#### Work required
Report the count of lines holding "порядке" in the records, with no other words.

#### Data records
----------

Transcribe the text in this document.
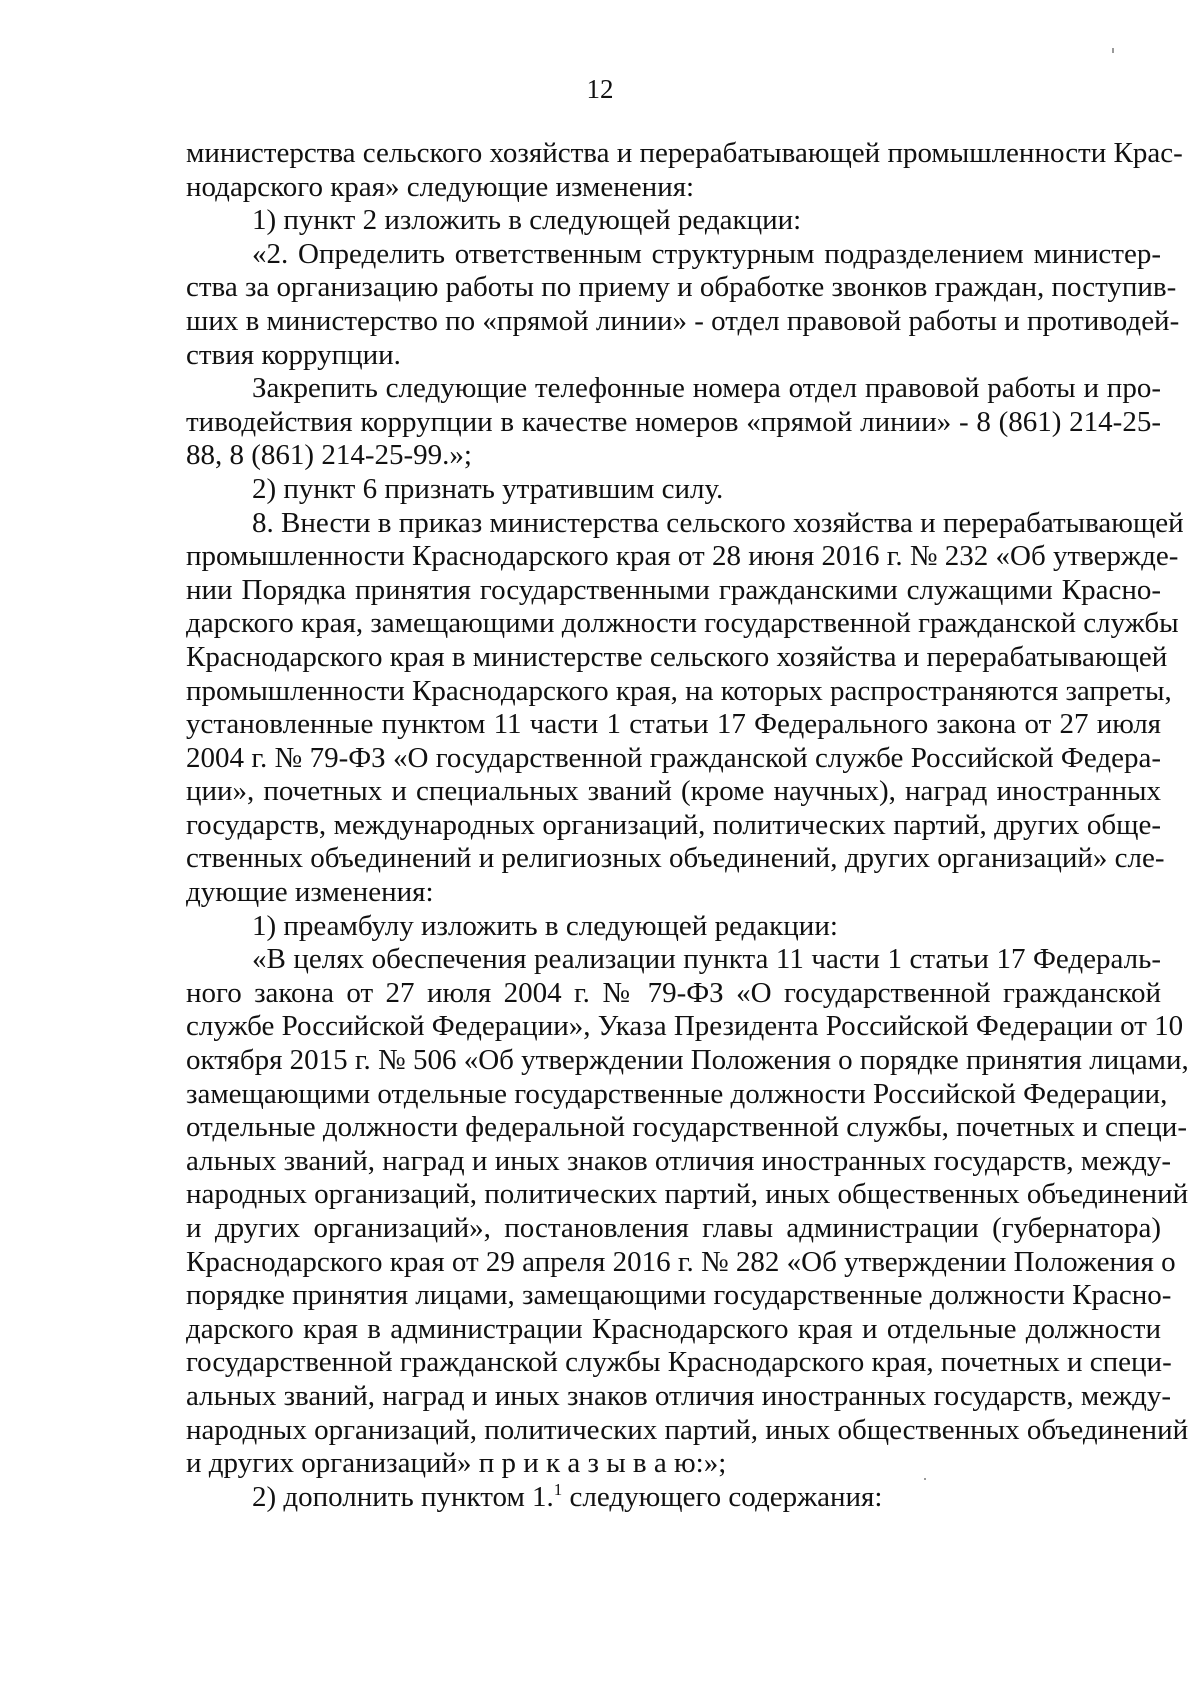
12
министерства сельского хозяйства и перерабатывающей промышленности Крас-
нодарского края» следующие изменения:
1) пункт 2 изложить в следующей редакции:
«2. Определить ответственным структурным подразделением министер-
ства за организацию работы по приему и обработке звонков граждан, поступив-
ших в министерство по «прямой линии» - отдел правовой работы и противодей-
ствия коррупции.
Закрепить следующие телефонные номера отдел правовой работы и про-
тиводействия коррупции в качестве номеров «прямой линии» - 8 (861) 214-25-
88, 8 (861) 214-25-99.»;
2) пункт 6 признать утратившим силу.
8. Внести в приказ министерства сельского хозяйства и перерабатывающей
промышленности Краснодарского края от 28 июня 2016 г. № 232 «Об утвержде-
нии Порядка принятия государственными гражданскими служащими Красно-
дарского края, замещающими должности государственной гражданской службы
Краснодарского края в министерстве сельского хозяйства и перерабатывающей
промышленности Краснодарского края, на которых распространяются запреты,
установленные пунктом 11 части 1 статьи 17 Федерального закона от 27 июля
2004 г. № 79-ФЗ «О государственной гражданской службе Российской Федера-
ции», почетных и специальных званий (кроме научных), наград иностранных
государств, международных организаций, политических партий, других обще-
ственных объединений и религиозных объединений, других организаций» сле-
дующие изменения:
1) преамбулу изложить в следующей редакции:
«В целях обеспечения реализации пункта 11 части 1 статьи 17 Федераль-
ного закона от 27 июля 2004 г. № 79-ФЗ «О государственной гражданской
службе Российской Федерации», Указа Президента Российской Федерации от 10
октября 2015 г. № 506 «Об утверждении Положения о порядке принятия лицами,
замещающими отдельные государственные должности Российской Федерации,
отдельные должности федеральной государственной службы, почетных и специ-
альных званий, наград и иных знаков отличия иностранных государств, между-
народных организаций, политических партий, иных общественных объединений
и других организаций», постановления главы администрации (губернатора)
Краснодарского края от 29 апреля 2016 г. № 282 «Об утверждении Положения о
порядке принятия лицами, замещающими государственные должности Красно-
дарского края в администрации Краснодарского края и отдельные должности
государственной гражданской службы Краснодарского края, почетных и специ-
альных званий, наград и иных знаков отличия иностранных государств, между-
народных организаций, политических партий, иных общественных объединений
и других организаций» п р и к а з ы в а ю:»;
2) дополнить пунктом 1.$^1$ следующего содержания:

----------

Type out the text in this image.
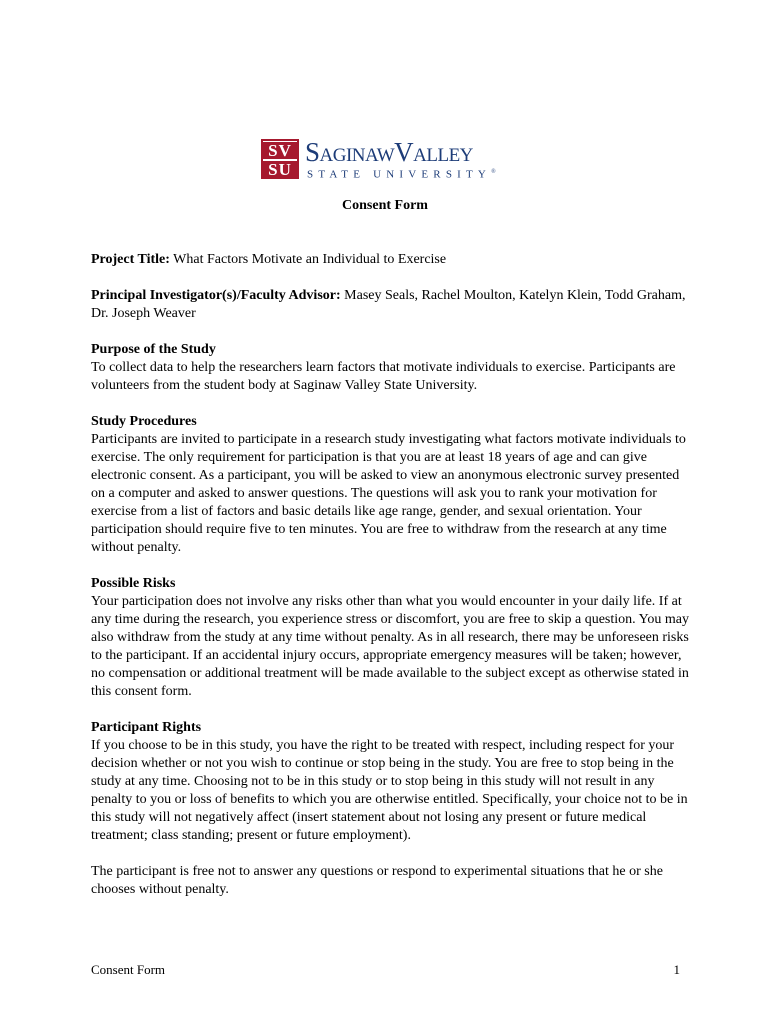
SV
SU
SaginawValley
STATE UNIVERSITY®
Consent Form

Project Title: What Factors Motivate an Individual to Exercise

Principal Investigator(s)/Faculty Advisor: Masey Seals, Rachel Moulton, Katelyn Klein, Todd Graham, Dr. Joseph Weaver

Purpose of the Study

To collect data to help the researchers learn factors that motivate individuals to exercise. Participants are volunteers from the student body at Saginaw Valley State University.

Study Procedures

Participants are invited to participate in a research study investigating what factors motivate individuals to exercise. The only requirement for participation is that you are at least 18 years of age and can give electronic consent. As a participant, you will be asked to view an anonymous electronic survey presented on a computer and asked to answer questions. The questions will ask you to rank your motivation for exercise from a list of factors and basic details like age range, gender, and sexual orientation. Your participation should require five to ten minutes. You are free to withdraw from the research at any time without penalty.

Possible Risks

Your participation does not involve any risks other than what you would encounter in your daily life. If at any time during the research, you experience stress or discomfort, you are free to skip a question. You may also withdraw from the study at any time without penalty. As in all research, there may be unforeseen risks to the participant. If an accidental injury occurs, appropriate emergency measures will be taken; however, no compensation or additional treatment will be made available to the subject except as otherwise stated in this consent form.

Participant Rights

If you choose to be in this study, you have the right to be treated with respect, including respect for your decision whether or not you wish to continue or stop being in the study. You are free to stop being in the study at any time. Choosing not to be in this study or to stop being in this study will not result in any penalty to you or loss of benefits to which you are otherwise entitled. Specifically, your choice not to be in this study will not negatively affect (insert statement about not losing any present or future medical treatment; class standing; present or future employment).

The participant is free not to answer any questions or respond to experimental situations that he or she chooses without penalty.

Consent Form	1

----------

#### Written reply
2